### MATERIALS PROVIDED ###
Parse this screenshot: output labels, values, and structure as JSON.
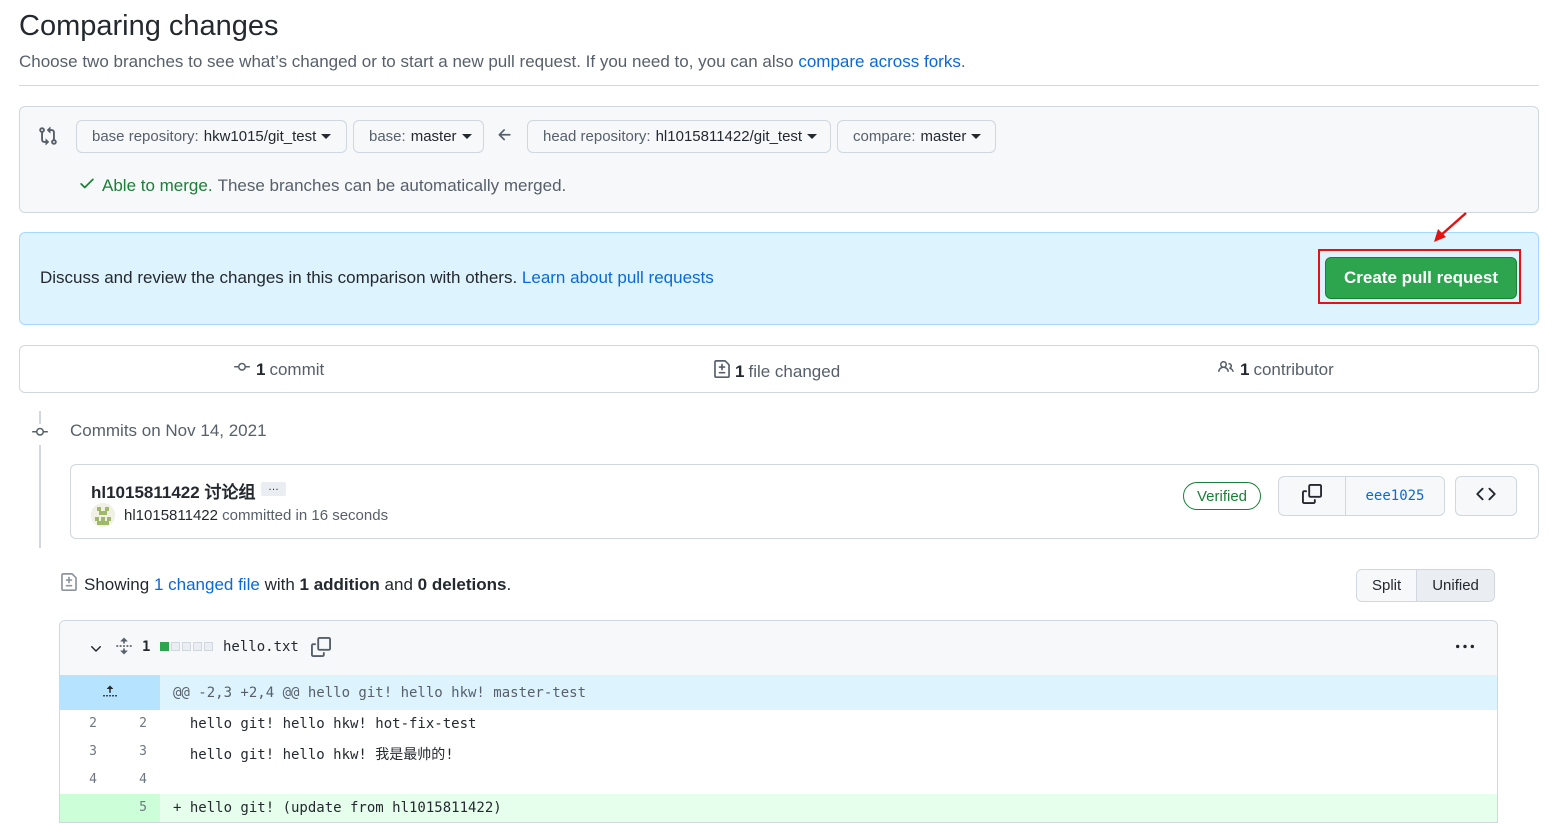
{
  "header": {
    "title": "Comparing changes",
    "subtitle": "Choose two branches to see what’s changed or to start a new pull request. If you need to, you can also ",
    "subtitle_link": "compare across forks",
    "subtitle_end": "."
  },
  "range": {
    "base_repo_label": "base repository:",
    "base_repo_value": "hkw1015/git_test",
    "base_label": "base:",
    "base_value": "master",
    "head_repo_label": "head repository:",
    "head_repo_value": "hl1015811422/git_test",
    "compare_label": "compare:",
    "compare_value": "master",
    "merge_ok": "Able to merge.",
    "merge_msg": "These branches can be automatically merged."
  },
  "discuss": {
    "text": "Discuss and review the changes in this comparison with others.",
    "link": "Learn about pull requests",
    "button": "Create pull request"
  },
  "summary": {
    "commits_count": "1",
    "commits_label": "commit",
    "files_count": "1",
    "files_label": "file changed",
    "contributors_count": "1",
    "contributors_label": "contributor"
  },
  "commits": {
    "date_heading": "Commits on Nov 14, 2021",
    "title": "hl1015811422 讨论组",
    "ellipsis": "…",
    "author": "hl1015811422",
    "meta": "committed in 16 seconds",
    "verified": "Verified",
    "sha": "eee1025"
  },
  "showing": {
    "prefix": "Showing",
    "changed_link": "1 changed file",
    "with": "with",
    "additions": "1 addition",
    "and": "and",
    "deletions": "0 deletions",
    "end": ".",
    "split": "Split",
    "unified": "Unified"
  },
  "file": {
    "change_count": "1",
    "name": "hello.txt",
    "hunk": "@@ -2,3 +2,4 @@ hello git! hello hkw! master-test",
    "lines": [
      {
        "old": "2",
        "new": "2",
        "code": "  hello git! hello hkw! hot-fix-test"
      },
      {
        "old": "3",
        "new": "3",
        "code": "  hello git! hello hkw! 我是最帅的!"
      },
      {
        "old": "4",
        "new": "4",
        "code": ""
      },
      {
        "old": "",
        "new": "5",
        "code": "+ hello git! (update from hl1015811422)"
      }
    ]
  },
  "colors": {
    "accent": "#0969da",
    "success": "#2da44e",
    "annotation_red": "#e5130f"
  }
}
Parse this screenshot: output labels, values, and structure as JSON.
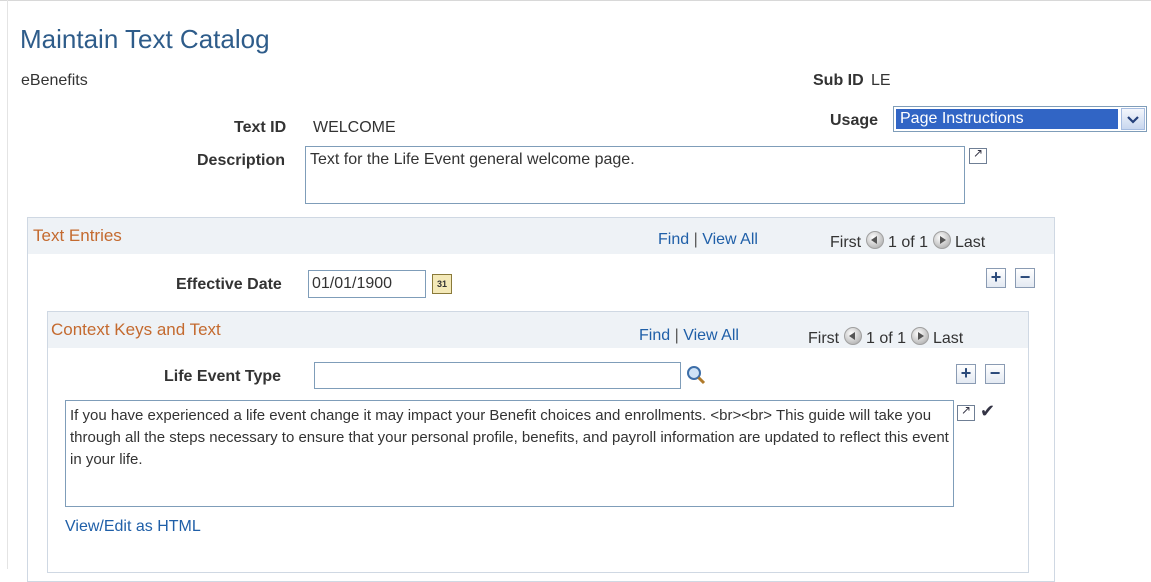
{
  "page": {
    "title": "Maintain Text Catalog"
  },
  "header": {
    "system_name": "eBenefits",
    "sub_id_label": "Sub ID",
    "sub_id_value": "LE",
    "usage_label": "Usage",
    "usage_value": "Page Instructions",
    "text_id_label": "Text ID",
    "text_id_value": "WELCOME",
    "description_label": "Description",
    "description_value": "Text for the Life Event general welcome page."
  },
  "text_entries": {
    "title": "Text Entries",
    "find": "Find",
    "separator": "|",
    "view_all": "View All",
    "first": "First",
    "range": "1 of 1",
    "last": "Last",
    "effective_date_label": "Effective Date",
    "effective_date_value": "01/01/1900",
    "add": "+",
    "remove": "−"
  },
  "context_keys": {
    "title": "Context Keys and Text",
    "find": "Find",
    "separator": "|",
    "view_all": "View All",
    "first": "First",
    "range": "1 of 1",
    "last": "Last",
    "life_event_type_label": "Life Event Type",
    "life_event_type_value": "",
    "add": "+",
    "remove": "−",
    "body_text": "If you have experienced a life event change it may impact your Benefit choices and enrollments. <br><br> This guide will take you through all the steps necessary to ensure that your personal profile, benefits, and payroll information are updated to reflect this event in your life.",
    "view_edit_html": "View/Edit as HTML"
  },
  "icons": {
    "expand": "expand-icon",
    "calendar": "calendar-icon",
    "search": "search-icon",
    "spellcheck": "spellcheck-icon",
    "dropdown": "chevron-down-icon",
    "prev": "previous-arrow-icon",
    "next": "next-arrow-icon"
  },
  "colors": {
    "title": "#2e5c8a",
    "section_title": "#c46a2f",
    "link": "#1f5fa8",
    "selection": "#3165c5"
  }
}
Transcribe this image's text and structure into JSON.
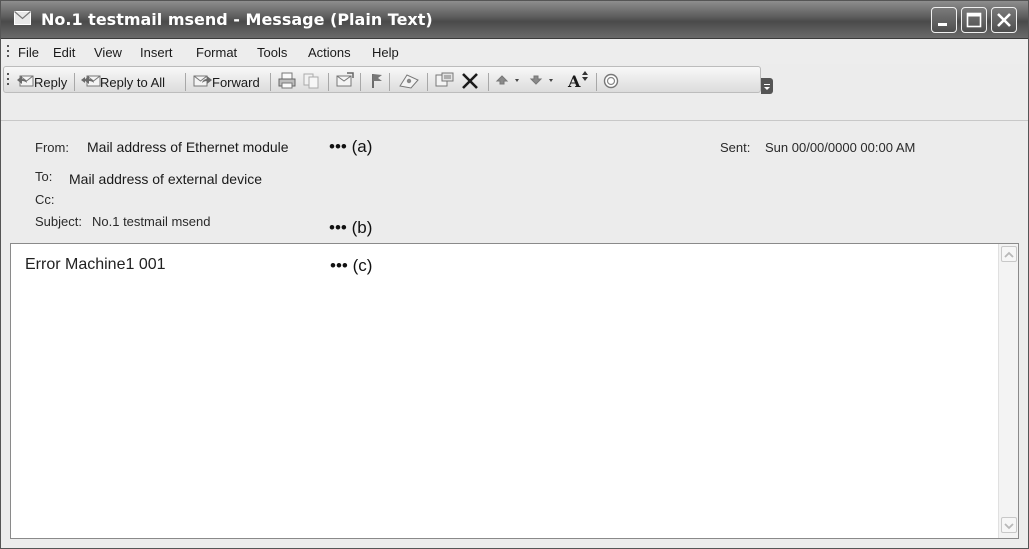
{
  "window": {
    "title": "No.1 testmail msend - Message (Plain Text)"
  },
  "menu": {
    "items": [
      {
        "label": "File"
      },
      {
        "label": "Edit"
      },
      {
        "label": "View"
      },
      {
        "label": "Insert"
      },
      {
        "label": "Format"
      },
      {
        "label": "Tools"
      },
      {
        "label": "Actions"
      },
      {
        "label": "Help"
      }
    ]
  },
  "toolbar": {
    "reply": "Reply",
    "reply_all": "Reply to All",
    "forward": "Forward",
    "font_size_glyph": "A"
  },
  "header": {
    "from_label": "From:",
    "from_value": "Mail address of Ethernet module",
    "annot_a": "••• (a)",
    "sent_label": "Sent:",
    "sent_value": "Sun 00/00/0000 00:00 AM",
    "to_label": "To:",
    "to_value": "Mail address of external device",
    "cc_label": "Cc:",
    "subject_label": "Subject:",
    "subject_value": "No.1 testmail msend",
    "annot_b": "••• (b)"
  },
  "body": {
    "text": "Error Machine1 001",
    "annot_c": "••• (c)"
  }
}
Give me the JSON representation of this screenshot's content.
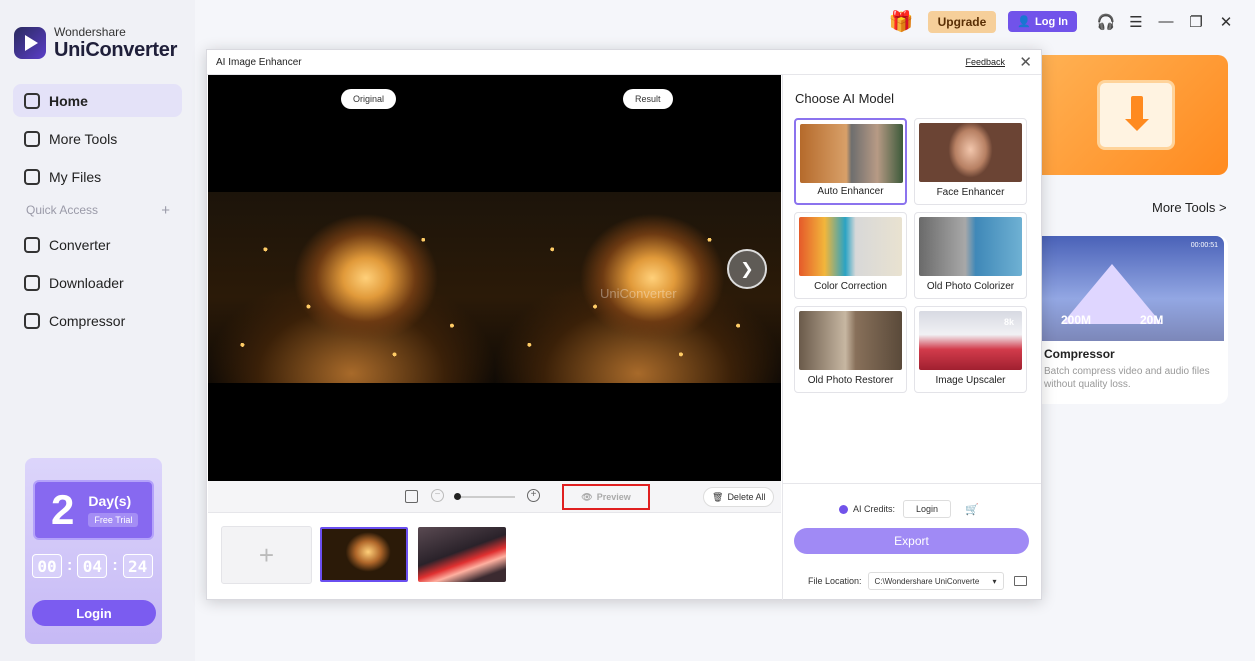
###
• PROBLEM DESCRIPTION
Find and copy each line above that includes the string "changes".

• RESPONSE TO THIS EXERCISE
    "title": "Comparing changes",
    "text": "Discuss and review the changes in this comparison with others.",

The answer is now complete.